What you should do> Count how many lines of the material hold "모의고사". Respond with that number alone.
### Records to process
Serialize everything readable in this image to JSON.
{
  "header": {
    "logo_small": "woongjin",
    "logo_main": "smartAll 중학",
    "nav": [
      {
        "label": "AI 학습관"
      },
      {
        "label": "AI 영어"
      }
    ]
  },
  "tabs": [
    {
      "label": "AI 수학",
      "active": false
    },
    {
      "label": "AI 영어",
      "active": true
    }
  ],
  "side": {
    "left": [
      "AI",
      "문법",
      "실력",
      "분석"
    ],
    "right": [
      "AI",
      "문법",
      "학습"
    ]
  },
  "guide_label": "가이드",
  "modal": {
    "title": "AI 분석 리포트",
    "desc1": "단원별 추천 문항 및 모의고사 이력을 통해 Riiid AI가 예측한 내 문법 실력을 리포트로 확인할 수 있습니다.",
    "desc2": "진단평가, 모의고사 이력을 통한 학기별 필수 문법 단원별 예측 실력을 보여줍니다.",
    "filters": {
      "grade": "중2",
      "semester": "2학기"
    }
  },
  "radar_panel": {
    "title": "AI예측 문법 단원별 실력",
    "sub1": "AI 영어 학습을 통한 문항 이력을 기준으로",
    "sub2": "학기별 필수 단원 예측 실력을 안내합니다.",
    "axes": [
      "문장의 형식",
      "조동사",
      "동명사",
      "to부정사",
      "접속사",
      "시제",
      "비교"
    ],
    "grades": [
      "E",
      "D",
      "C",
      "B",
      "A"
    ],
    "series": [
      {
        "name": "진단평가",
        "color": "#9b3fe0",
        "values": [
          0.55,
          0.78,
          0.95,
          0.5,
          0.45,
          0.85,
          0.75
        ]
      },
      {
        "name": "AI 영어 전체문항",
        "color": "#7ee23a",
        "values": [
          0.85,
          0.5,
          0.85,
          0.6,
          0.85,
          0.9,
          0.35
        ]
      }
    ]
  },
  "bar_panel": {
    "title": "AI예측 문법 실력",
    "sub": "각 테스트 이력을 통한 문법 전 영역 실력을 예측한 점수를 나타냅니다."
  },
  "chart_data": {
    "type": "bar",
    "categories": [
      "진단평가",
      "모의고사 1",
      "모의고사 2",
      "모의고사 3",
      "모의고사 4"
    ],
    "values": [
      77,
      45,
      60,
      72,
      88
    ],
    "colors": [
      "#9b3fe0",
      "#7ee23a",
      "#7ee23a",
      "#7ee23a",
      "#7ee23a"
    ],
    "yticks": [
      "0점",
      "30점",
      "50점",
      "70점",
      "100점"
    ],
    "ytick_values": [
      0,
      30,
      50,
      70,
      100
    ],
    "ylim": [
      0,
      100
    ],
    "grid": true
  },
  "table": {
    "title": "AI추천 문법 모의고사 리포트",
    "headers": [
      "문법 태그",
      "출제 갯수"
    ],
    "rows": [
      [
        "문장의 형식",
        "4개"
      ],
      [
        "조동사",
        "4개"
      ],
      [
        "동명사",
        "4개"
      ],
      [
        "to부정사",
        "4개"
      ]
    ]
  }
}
######
The result> 7